Goal → State how many lines contain the string "killers", and write nothing else.

Given data →

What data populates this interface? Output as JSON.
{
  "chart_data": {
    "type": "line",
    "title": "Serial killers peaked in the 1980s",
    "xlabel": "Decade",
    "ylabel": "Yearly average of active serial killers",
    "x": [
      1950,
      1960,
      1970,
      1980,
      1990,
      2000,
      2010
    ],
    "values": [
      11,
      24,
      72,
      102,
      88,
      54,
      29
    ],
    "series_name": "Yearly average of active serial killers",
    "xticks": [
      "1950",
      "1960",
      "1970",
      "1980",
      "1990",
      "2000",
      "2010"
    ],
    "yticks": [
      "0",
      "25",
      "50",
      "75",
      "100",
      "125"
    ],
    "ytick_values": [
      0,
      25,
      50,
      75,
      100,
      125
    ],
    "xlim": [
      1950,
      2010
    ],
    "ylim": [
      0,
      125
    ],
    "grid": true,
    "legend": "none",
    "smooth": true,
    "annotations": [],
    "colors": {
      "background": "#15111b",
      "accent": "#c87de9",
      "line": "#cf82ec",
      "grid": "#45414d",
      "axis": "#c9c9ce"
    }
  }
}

Response → 3